> Supplied records
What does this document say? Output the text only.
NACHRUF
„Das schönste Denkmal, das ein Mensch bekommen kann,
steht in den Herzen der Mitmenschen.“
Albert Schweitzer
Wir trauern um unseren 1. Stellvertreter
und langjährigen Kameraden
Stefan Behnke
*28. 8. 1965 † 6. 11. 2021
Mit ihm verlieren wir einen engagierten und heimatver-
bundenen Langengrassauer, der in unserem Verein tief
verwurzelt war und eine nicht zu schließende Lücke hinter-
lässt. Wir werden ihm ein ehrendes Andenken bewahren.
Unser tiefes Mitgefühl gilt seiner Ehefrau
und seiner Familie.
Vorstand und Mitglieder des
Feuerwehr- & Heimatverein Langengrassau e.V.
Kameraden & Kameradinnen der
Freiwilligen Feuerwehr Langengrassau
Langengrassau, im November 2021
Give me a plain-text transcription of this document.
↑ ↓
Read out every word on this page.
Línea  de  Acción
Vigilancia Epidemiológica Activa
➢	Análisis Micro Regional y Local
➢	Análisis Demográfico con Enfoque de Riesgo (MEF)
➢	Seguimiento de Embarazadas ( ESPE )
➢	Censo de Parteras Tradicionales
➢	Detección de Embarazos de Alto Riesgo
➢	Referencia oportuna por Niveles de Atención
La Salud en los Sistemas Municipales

> Short task
Return each line that includes "Feuerwehr".

> Written response
Feuerwehr- & Heimatverein Langengrassau e.V.
Freiwilligen Feuerwehr Langengrassau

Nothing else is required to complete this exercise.